Stored data:
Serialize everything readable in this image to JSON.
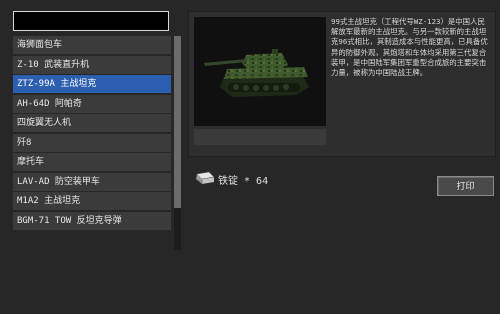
{
  "search": {
    "value": ""
  },
  "items": [
    {
      "label": "海狮面包车"
    },
    {
      "label": "Z-10 武装直升机"
    },
    {
      "label": "ZTZ-99A 主战坦克"
    },
    {
      "label": "AH-64D 阿帕奇"
    },
    {
      "label": "四旋翼无人机"
    },
    {
      "label": "歼8"
    },
    {
      "label": "摩托车"
    },
    {
      "label": "LAV-AD 防空装甲车"
    },
    {
      "label": "M1A2 主战坦克"
    },
    {
      "label": "BGM-71 TOW 反坦克导弹"
    }
  ],
  "selected_index": 2,
  "detail": {
    "description": "99式主战坦克（工程代号WZ-123）是中国人民解放军最新的主战坦克。与另一款较新的主战坦克96式相比，其制造成本与性能更高，已具备优异的防御外观，其炮塔和车体均采用第三代复合装甲，是中国陆军集团军重型合成旅的主要突击力量，被称为中国陆战王牌。",
    "cost_label": "铁锭 * 64",
    "print_label": "打印"
  },
  "colors": {
    "background": "#272727",
    "selected": "#2d5fb0",
    "item": "#3b3b3b"
  }
}
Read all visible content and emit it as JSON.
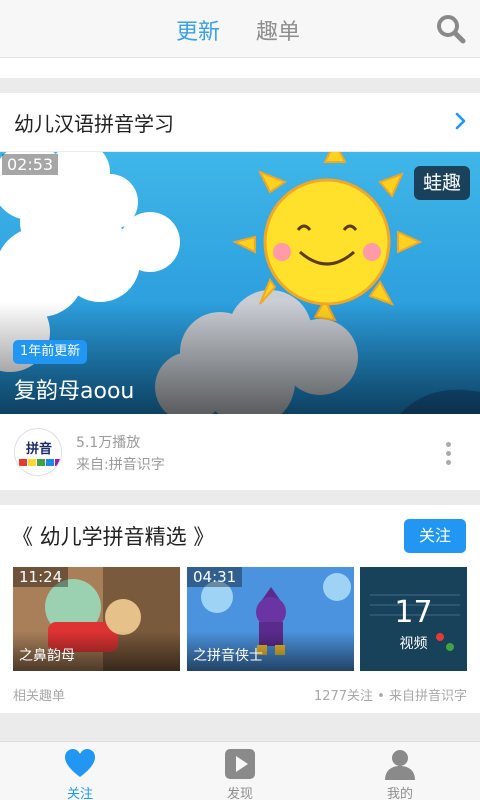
{
  "header": {
    "tabs": [
      {
        "label": "更新",
        "active": true
      },
      {
        "label": "趣单",
        "active": false
      }
    ],
    "icon": "search-icon"
  },
  "series": {
    "title": "幼儿汉语拼音学习",
    "icon": "chevron-right-icon"
  },
  "video": {
    "duration": "02:53",
    "brand": "蛙趣",
    "update_badge": "1年前更新",
    "title": "复韵母aoou",
    "plays": "5.1万播放",
    "source": "来自:拼音识字",
    "avatar_text": "拼音",
    "more_icon": "more-vertical-icon"
  },
  "playlist": {
    "title": "《 幼儿学拼音精选 》",
    "follow_label": "关注",
    "thumbs": [
      {
        "duration": "11:24",
        "caption": "之鼻韵母"
      },
      {
        "duration": "04:31",
        "caption": "之拼音侠士"
      }
    ],
    "count": {
      "number": "17",
      "label": "视频"
    },
    "related_label": "相关趣单",
    "stats": "1277关注 • 来自拼音识字"
  },
  "nav": [
    {
      "label": "关注",
      "icon": "heart-icon",
      "active": true
    },
    {
      "label": "发现",
      "icon": "play-icon",
      "active": false
    },
    {
      "label": "我的",
      "icon": "user-icon",
      "active": false
    }
  ],
  "colors": {
    "accent": "#2196f3",
    "tab_active": "#3aa0e6",
    "muted": "#9a9a9a"
  }
}
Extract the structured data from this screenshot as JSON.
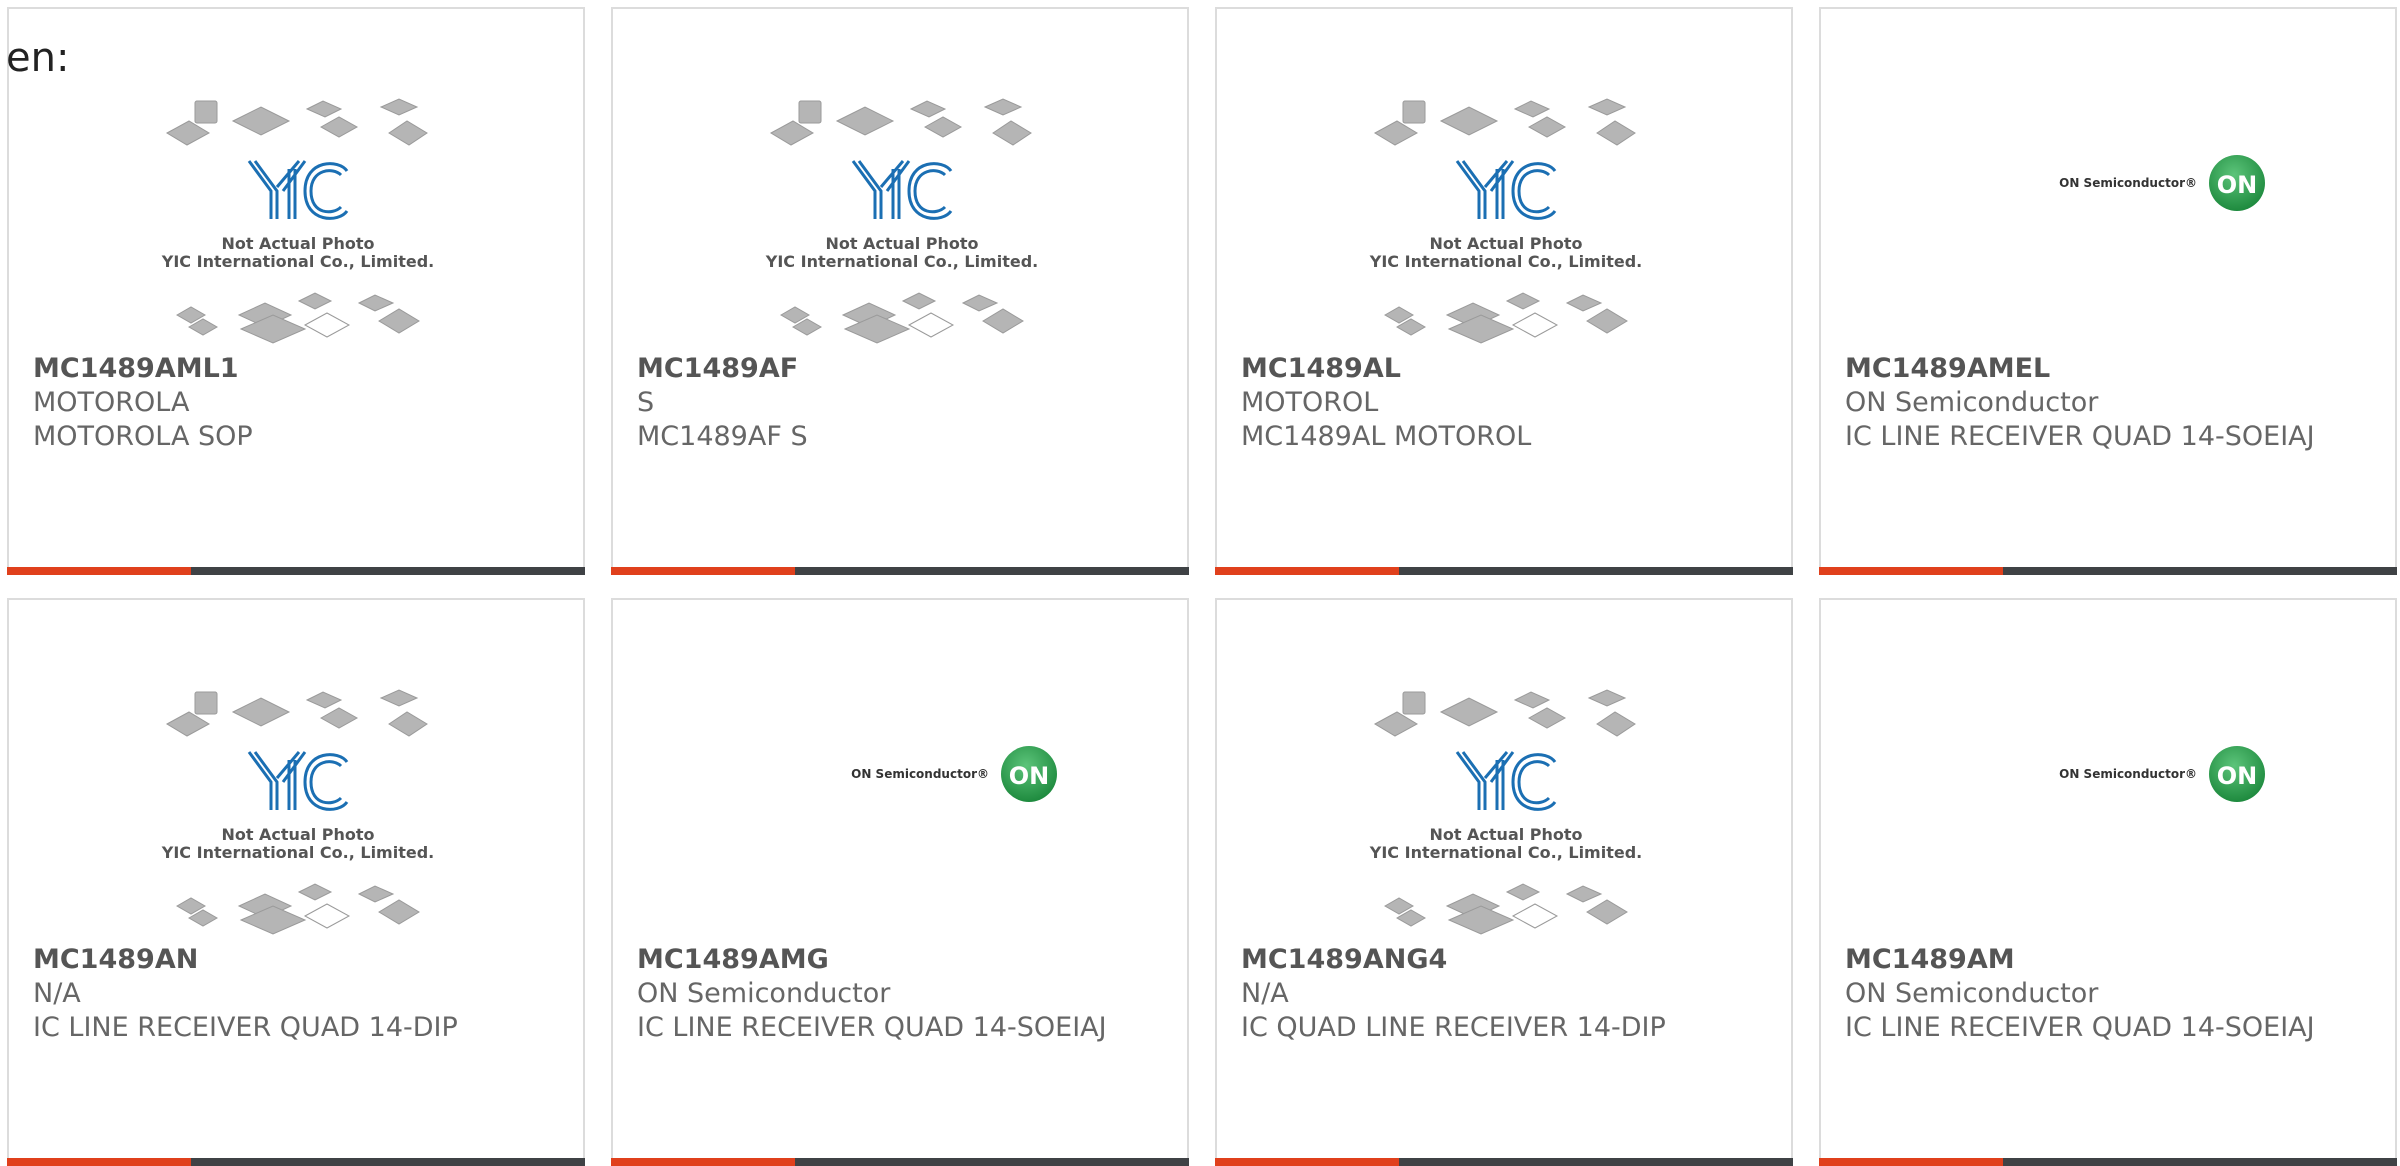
{
  "language_label": "en:",
  "colors": {
    "accent": "#e0401c",
    "bar": "#3f4245",
    "yic_blue": "#1b6fb3",
    "on_green": "#1e8a3e"
  },
  "cards": [
    {
      "part": "MC1489AML1",
      "brand": "MOTOROLA",
      "desc": "MOTOROLA SOP",
      "image": "yic-placeholder",
      "photo_caption_1": "Not Actual Photo",
      "photo_caption_2": "YIC International Co., Limited."
    },
    {
      "part": "MC1489AF",
      "brand": "S",
      "desc": "MC1489AF S",
      "image": "yic-placeholder",
      "photo_caption_1": "Not Actual Photo",
      "photo_caption_2": "YIC International Co., Limited."
    },
    {
      "part": "MC1489AL",
      "brand": "MOTOROL",
      "desc": "MC1489AL MOTOROL",
      "image": "yic-placeholder",
      "photo_caption_1": "Not Actual Photo",
      "photo_caption_2": "YIC International Co., Limited."
    },
    {
      "part": "MC1489AMEL",
      "brand": "ON Semiconductor",
      "desc": "IC LINE RECEIVER QUAD 14-SOEIAJ",
      "image": "on-semi-logo",
      "logo_text": "ON Semiconductor®",
      "logo_mark": "ON"
    },
    {
      "part": "MC1489AN",
      "brand": "N/A",
      "desc": "IC LINE RECEIVER QUAD 14-DIP",
      "image": "yic-placeholder",
      "photo_caption_1": "Not Actual Photo",
      "photo_caption_2": "YIC International Co., Limited."
    },
    {
      "part": "MC1489AMG",
      "brand": "ON Semiconductor",
      "desc": "IC LINE RECEIVER QUAD 14-SOEIAJ",
      "image": "on-semi-logo",
      "logo_text": "ON Semiconductor®",
      "logo_mark": "ON"
    },
    {
      "part": "MC1489ANG4",
      "brand": "N/A",
      "desc": "IC QUAD LINE RECEIVER 14-DIP",
      "image": "yic-placeholder",
      "photo_caption_1": "Not Actual Photo",
      "photo_caption_2": "YIC International Co., Limited."
    },
    {
      "part": "MC1489AM",
      "brand": "ON Semiconductor",
      "desc": "IC LINE RECEIVER QUAD 14-SOEIAJ",
      "image": "on-semi-logo",
      "logo_text": "ON Semiconductor®",
      "logo_mark": "ON"
    }
  ]
}
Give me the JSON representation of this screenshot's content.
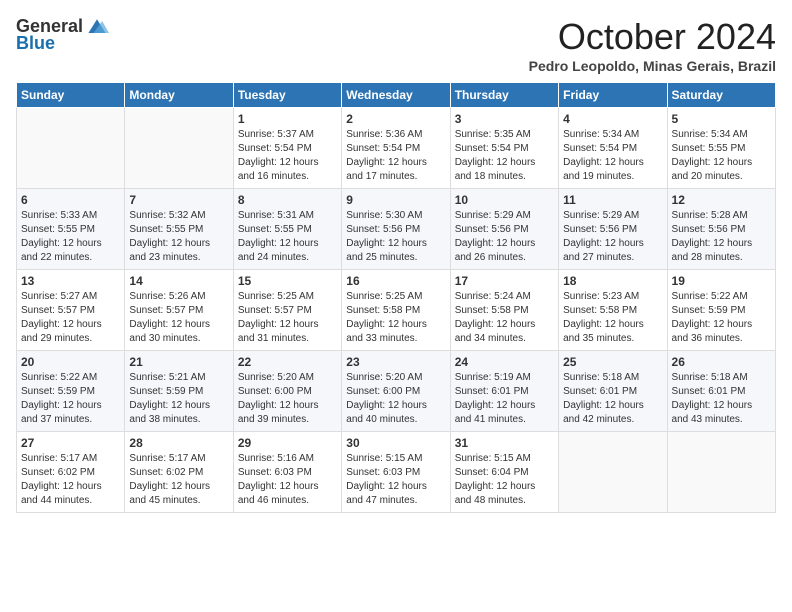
{
  "logo": {
    "general": "General",
    "blue": "Blue"
  },
  "title": "October 2024",
  "subtitle": "Pedro Leopoldo, Minas Gerais, Brazil",
  "headers": [
    "Sunday",
    "Monday",
    "Tuesday",
    "Wednesday",
    "Thursday",
    "Friday",
    "Saturday"
  ],
  "weeks": [
    [
      {
        "day": "",
        "info": ""
      },
      {
        "day": "",
        "info": ""
      },
      {
        "day": "1",
        "info": "Sunrise: 5:37 AM\nSunset: 5:54 PM\nDaylight: 12 hours and 16 minutes."
      },
      {
        "day": "2",
        "info": "Sunrise: 5:36 AM\nSunset: 5:54 PM\nDaylight: 12 hours and 17 minutes."
      },
      {
        "day": "3",
        "info": "Sunrise: 5:35 AM\nSunset: 5:54 PM\nDaylight: 12 hours and 18 minutes."
      },
      {
        "day": "4",
        "info": "Sunrise: 5:34 AM\nSunset: 5:54 PM\nDaylight: 12 hours and 19 minutes."
      },
      {
        "day": "5",
        "info": "Sunrise: 5:34 AM\nSunset: 5:55 PM\nDaylight: 12 hours and 20 minutes."
      }
    ],
    [
      {
        "day": "6",
        "info": "Sunrise: 5:33 AM\nSunset: 5:55 PM\nDaylight: 12 hours and 22 minutes."
      },
      {
        "day": "7",
        "info": "Sunrise: 5:32 AM\nSunset: 5:55 PM\nDaylight: 12 hours and 23 minutes."
      },
      {
        "day": "8",
        "info": "Sunrise: 5:31 AM\nSunset: 5:55 PM\nDaylight: 12 hours and 24 minutes."
      },
      {
        "day": "9",
        "info": "Sunrise: 5:30 AM\nSunset: 5:56 PM\nDaylight: 12 hours and 25 minutes."
      },
      {
        "day": "10",
        "info": "Sunrise: 5:29 AM\nSunset: 5:56 PM\nDaylight: 12 hours and 26 minutes."
      },
      {
        "day": "11",
        "info": "Sunrise: 5:29 AM\nSunset: 5:56 PM\nDaylight: 12 hours and 27 minutes."
      },
      {
        "day": "12",
        "info": "Sunrise: 5:28 AM\nSunset: 5:56 PM\nDaylight: 12 hours and 28 minutes."
      }
    ],
    [
      {
        "day": "13",
        "info": "Sunrise: 5:27 AM\nSunset: 5:57 PM\nDaylight: 12 hours and 29 minutes."
      },
      {
        "day": "14",
        "info": "Sunrise: 5:26 AM\nSunset: 5:57 PM\nDaylight: 12 hours and 30 minutes."
      },
      {
        "day": "15",
        "info": "Sunrise: 5:25 AM\nSunset: 5:57 PM\nDaylight: 12 hours and 31 minutes."
      },
      {
        "day": "16",
        "info": "Sunrise: 5:25 AM\nSunset: 5:58 PM\nDaylight: 12 hours and 33 minutes."
      },
      {
        "day": "17",
        "info": "Sunrise: 5:24 AM\nSunset: 5:58 PM\nDaylight: 12 hours and 34 minutes."
      },
      {
        "day": "18",
        "info": "Sunrise: 5:23 AM\nSunset: 5:58 PM\nDaylight: 12 hours and 35 minutes."
      },
      {
        "day": "19",
        "info": "Sunrise: 5:22 AM\nSunset: 5:59 PM\nDaylight: 12 hours and 36 minutes."
      }
    ],
    [
      {
        "day": "20",
        "info": "Sunrise: 5:22 AM\nSunset: 5:59 PM\nDaylight: 12 hours and 37 minutes."
      },
      {
        "day": "21",
        "info": "Sunrise: 5:21 AM\nSunset: 5:59 PM\nDaylight: 12 hours and 38 minutes."
      },
      {
        "day": "22",
        "info": "Sunrise: 5:20 AM\nSunset: 6:00 PM\nDaylight: 12 hours and 39 minutes."
      },
      {
        "day": "23",
        "info": "Sunrise: 5:20 AM\nSunset: 6:00 PM\nDaylight: 12 hours and 40 minutes."
      },
      {
        "day": "24",
        "info": "Sunrise: 5:19 AM\nSunset: 6:01 PM\nDaylight: 12 hours and 41 minutes."
      },
      {
        "day": "25",
        "info": "Sunrise: 5:18 AM\nSunset: 6:01 PM\nDaylight: 12 hours and 42 minutes."
      },
      {
        "day": "26",
        "info": "Sunrise: 5:18 AM\nSunset: 6:01 PM\nDaylight: 12 hours and 43 minutes."
      }
    ],
    [
      {
        "day": "27",
        "info": "Sunrise: 5:17 AM\nSunset: 6:02 PM\nDaylight: 12 hours and 44 minutes."
      },
      {
        "day": "28",
        "info": "Sunrise: 5:17 AM\nSunset: 6:02 PM\nDaylight: 12 hours and 45 minutes."
      },
      {
        "day": "29",
        "info": "Sunrise: 5:16 AM\nSunset: 6:03 PM\nDaylight: 12 hours and 46 minutes."
      },
      {
        "day": "30",
        "info": "Sunrise: 5:15 AM\nSunset: 6:03 PM\nDaylight: 12 hours and 47 minutes."
      },
      {
        "day": "31",
        "info": "Sunrise: 5:15 AM\nSunset: 6:04 PM\nDaylight: 12 hours and 48 minutes."
      },
      {
        "day": "",
        "info": ""
      },
      {
        "day": "",
        "info": ""
      }
    ]
  ]
}
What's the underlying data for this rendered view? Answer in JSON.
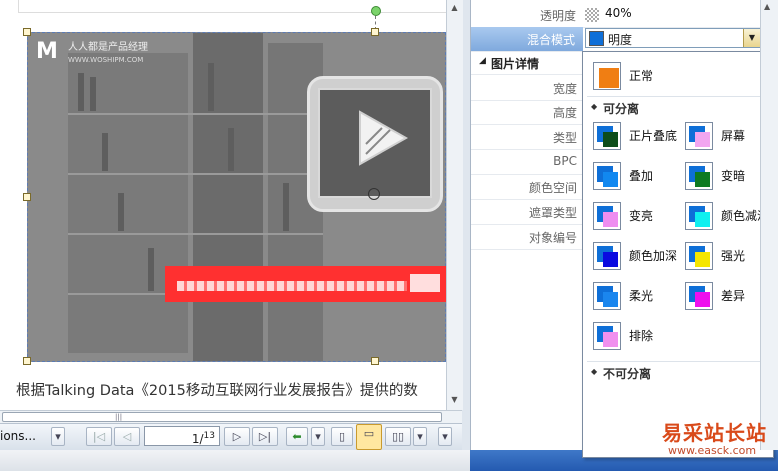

[Exercise directions] Using the listing above, pick out each line that contains the word "JSON", then copy it.

[Result]
Serialize everything readable in this image to JSON.
Read all visible content and emit it as JSON.
Extract the structured data from this screenshot as JSON.
Give me the JSON representation of this screenshot's content.
What's the underlying data for this rendered view? Answer in JSON.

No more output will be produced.